> Task details: Will you print the material below without altering a single character?
* Start *
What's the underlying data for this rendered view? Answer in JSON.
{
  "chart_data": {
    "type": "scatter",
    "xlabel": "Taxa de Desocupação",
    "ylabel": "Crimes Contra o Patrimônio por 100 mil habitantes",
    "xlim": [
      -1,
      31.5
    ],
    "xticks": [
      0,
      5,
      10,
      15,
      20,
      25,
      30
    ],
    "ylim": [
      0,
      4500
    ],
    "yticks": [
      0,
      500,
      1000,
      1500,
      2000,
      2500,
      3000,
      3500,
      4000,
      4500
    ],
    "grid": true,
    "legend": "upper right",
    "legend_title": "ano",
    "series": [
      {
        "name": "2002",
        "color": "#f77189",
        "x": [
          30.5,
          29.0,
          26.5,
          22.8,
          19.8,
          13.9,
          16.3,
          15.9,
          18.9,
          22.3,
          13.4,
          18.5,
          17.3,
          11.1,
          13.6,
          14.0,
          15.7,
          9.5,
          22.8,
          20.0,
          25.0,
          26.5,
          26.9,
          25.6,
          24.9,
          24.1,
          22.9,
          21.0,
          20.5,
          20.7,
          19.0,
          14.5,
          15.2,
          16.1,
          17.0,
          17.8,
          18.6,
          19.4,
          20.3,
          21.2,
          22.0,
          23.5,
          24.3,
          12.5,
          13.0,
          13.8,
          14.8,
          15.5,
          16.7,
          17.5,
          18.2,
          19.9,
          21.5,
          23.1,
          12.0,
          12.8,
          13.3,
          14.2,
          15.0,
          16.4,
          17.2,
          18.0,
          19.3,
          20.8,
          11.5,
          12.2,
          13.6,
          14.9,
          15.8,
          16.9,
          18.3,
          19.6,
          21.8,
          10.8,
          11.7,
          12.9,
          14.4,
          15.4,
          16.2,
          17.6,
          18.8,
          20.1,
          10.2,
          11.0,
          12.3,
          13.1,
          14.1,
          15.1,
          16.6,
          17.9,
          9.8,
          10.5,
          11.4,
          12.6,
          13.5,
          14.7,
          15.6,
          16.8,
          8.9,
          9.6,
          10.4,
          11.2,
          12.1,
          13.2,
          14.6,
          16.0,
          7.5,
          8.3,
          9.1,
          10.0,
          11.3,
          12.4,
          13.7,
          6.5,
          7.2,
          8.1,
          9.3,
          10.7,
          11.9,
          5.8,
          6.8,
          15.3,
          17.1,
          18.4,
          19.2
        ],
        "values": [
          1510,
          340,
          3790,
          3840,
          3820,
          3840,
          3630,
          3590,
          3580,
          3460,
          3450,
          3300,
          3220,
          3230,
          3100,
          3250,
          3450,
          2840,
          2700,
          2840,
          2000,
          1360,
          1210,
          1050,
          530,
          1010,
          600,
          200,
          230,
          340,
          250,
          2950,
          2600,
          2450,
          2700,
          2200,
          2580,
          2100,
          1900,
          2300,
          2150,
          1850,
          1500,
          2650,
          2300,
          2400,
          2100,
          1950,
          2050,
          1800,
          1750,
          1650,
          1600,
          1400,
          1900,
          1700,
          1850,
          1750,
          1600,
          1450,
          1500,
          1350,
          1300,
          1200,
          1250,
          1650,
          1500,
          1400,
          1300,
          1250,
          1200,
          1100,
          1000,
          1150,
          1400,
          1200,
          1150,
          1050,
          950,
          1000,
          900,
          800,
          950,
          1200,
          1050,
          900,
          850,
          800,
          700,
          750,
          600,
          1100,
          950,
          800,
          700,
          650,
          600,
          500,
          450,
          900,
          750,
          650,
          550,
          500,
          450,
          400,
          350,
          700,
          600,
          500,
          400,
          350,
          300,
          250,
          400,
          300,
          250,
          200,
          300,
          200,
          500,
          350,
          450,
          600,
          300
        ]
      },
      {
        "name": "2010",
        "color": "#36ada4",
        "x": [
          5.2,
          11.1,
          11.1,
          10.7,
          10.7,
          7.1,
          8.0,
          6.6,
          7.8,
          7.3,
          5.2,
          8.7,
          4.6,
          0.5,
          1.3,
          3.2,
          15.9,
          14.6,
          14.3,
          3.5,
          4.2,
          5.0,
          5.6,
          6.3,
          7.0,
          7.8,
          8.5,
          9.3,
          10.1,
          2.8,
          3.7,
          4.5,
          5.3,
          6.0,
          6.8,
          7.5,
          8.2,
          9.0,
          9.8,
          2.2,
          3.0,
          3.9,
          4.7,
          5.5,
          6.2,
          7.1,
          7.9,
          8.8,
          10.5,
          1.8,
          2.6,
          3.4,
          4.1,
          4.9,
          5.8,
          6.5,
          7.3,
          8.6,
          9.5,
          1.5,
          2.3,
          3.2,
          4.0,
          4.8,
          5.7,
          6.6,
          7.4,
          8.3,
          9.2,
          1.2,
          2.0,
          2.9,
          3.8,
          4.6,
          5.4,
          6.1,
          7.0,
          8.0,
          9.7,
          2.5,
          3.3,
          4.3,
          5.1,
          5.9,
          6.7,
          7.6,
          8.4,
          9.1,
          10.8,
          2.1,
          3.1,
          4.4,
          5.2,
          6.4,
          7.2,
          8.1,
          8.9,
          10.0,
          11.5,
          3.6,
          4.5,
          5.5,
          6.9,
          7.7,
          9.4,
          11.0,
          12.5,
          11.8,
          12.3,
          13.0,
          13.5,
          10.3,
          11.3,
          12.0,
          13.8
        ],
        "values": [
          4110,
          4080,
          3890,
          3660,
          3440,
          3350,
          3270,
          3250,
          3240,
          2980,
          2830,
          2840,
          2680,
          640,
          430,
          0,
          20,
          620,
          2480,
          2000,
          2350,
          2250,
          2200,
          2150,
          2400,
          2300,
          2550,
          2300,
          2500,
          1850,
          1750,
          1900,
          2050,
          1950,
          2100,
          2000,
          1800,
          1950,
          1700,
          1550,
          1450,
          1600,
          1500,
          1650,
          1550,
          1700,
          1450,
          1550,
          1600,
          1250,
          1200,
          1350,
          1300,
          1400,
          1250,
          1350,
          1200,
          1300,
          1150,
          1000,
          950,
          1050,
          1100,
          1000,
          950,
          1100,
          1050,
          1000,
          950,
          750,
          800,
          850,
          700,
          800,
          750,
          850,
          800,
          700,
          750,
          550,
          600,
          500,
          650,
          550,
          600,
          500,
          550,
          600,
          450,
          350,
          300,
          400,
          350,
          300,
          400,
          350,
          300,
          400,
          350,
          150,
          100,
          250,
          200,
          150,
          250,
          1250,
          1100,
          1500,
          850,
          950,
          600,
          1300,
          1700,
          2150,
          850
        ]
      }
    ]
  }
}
* End *
> Response below:
What's the underlying data for this rendered view? Answer in JSON.
{
  "chart_data": {
    "type": "scatter",
    "xlabel": "Taxa de Desocupação",
    "ylabel": "Crimes Contra o Patrimônio por 100 mil habitantes",
    "xlim": [
      -1,
      31.5
    ],
    "xticks": [
      0,
      5,
      10,
      15,
      20,
      25,
      30
    ],
    "ylim": [
      0,
      4500
    ],
    "yticks": [
      0,
      500,
      1000,
      1500,
      2000,
      2500,
      3000,
      3500,
      4000,
      4500
    ],
    "grid": true,
    "legend": "upper right",
    "legend_title": "ano",
    "series": [
      {
        "name": "2002",
        "color": "#f77189",
        "x": [
          30.5,
          29.0,
          26.5,
          22.8,
          19.8,
          13.9,
          16.3,
          15.9,
          18.9,
          22.3,
          13.4,
          18.5,
          17.3,
          11.1,
          13.6,
          14.0,
          15.7,
          9.5,
          22.8,
          20.0,
          25.0,
          26.5,
          26.9,
          25.6,
          24.9,
          24.1,
          22.9,
          21.0,
          20.5,
          20.7,
          19.0,
          14.5,
          15.2,
          16.1,
          17.0,
          17.8,
          18.6,
          19.4,
          20.3,
          21.2,
          22.0,
          23.5,
          24.3,
          12.5,
          13.0,
          13.8,
          14.8,
          15.5,
          16.7,
          17.5,
          18.2,
          19.9,
          21.5,
          23.1,
          12.0,
          12.8,
          13.3,
          14.2,
          15.0,
          16.4,
          17.2,
          18.0,
          19.3,
          20.8,
          11.5,
          12.2,
          13.6,
          14.9,
          15.8,
          16.9,
          18.3,
          19.6,
          21.8,
          10.8,
          11.7,
          12.9,
          14.4,
          15.4,
          16.2,
          17.6,
          18.8,
          20.1,
          10.2,
          11.0,
          12.3,
          13.1,
          14.1,
          15.1,
          16.6,
          17.9,
          9.8,
          10.5,
          11.4,
          12.6,
          13.5,
          14.7,
          15.6,
          16.8,
          8.9,
          9.6,
          10.4,
          11.2,
          12.1,
          13.2,
          14.6,
          16.0,
          7.5,
          8.3,
          9.1,
          10.0,
          11.3,
          12.4,
          13.7,
          6.5,
          7.2,
          8.1,
          9.3,
          10.7,
          11.9,
          5.8,
          6.8,
          15.3,
          17.1,
          18.4,
          19.2
        ],
        "values": [
          1510,
          340,
          3790,
          3840,
          3820,
          3840,
          3630,
          3590,
          3580,
          3460,
          3450,
          3300,
          3220,
          3230,
          3100,
          3250,
          3450,
          2840,
          2700,
          2840,
          2000,
          1360,
          1210,
          1050,
          530,
          1010,
          600,
          200,
          230,
          340,
          250,
          2950,
          2600,
          2450,
          2700,
          2200,
          2580,
          2100,
          1900,
          2300,
          2150,
          1850,
          1500,
          2650,
          2300,
          2400,
          2100,
          1950,
          2050,
          1800,
          1750,
          1650,
          1600,
          1400,
          1900,
          1700,
          1850,
          1750,
          1600,
          1450,
          1500,
          1350,
          1300,
          1200,
          1250,
          1650,
          1500,
          1400,
          1300,
          1250,
          1200,
          1100,
          1000,
          1150,
          1400,
          1200,
          1150,
          1050,
          950,
          1000,
          900,
          800,
          950,
          1200,
          1050,
          900,
          850,
          800,
          700,
          750,
          600,
          1100,
          950,
          800,
          700,
          650,
          600,
          500,
          450,
          900,
          750,
          650,
          550,
          500,
          450,
          400,
          350,
          700,
          600,
          500,
          400,
          350,
          300,
          250,
          400,
          300,
          250,
          200,
          300,
          200,
          500,
          350,
          450,
          600,
          300
        ]
      },
      {
        "name": "2010",
        "color": "#36ada4",
        "x": [
          5.2,
          11.1,
          11.1,
          10.7,
          10.7,
          7.1,
          8.0,
          6.6,
          7.8,
          7.3,
          5.2,
          8.7,
          4.6,
          0.5,
          1.3,
          3.2,
          15.9,
          14.6,
          14.3,
          3.5,
          4.2,
          5.0,
          5.6,
          6.3,
          7.0,
          7.8,
          8.5,
          9.3,
          10.1,
          2.8,
          3.7,
          4.5,
          5.3,
          6.0,
          6.8,
          7.5,
          8.2,
          9.0,
          9.8,
          2.2,
          3.0,
          3.9,
          4.7,
          5.5,
          6.2,
          7.1,
          7.9,
          8.8,
          10.5,
          1.8,
          2.6,
          3.4,
          4.1,
          4.9,
          5.8,
          6.5,
          7.3,
          8.6,
          9.5,
          1.5,
          2.3,
          3.2,
          4.0,
          4.8,
          5.7,
          6.6,
          7.4,
          8.3,
          9.2,
          1.2,
          2.0,
          2.9,
          3.8,
          4.6,
          5.4,
          6.1,
          7.0,
          8.0,
          9.7,
          2.5,
          3.3,
          4.3,
          5.1,
          5.9,
          6.7,
          7.6,
          8.4,
          9.1,
          10.8,
          2.1,
          3.1,
          4.4,
          5.2,
          6.4,
          7.2,
          8.1,
          8.9,
          10.0,
          11.5,
          3.6,
          4.5,
          5.5,
          6.9,
          7.7,
          9.4,
          11.0,
          12.5,
          11.8,
          12.3,
          13.0,
          13.5,
          10.3,
          11.3,
          12.0,
          13.8
        ],
        "values": [
          4110,
          4080,
          3890,
          3660,
          3440,
          3350,
          3270,
          3250,
          3240,
          2980,
          2830,
          2840,
          2680,
          640,
          430,
          0,
          20,
          620,
          2480,
          2000,
          2350,
          2250,
          2200,
          2150,
          2400,
          2300,
          2550,
          2300,
          2500,
          1850,
          1750,
          1900,
          2050,
          1950,
          2100,
          2000,
          1800,
          1950,
          1700,
          1550,
          1450,
          1600,
          1500,
          1650,
          1550,
          1700,
          1450,
          1550,
          1600,
          1250,
          1200,
          1350,
          1300,
          1400,
          1250,
          1350,
          1200,
          1300,
          1150,
          1000,
          950,
          1050,
          1100,
          1000,
          950,
          1100,
          1050,
          1000,
          950,
          750,
          800,
          850,
          700,
          800,
          750,
          850,
          800,
          700,
          750,
          550,
          600,
          500,
          650,
          550,
          600,
          500,
          550,
          600,
          450,
          350,
          300,
          400,
          350,
          300,
          400,
          350,
          300,
          400,
          350,
          150,
          100,
          250,
          200,
          150,
          250,
          1250,
          1100,
          1500,
          850,
          950,
          600,
          1300,
          1700,
          2150,
          850
        ]
      }
    ]
  }
}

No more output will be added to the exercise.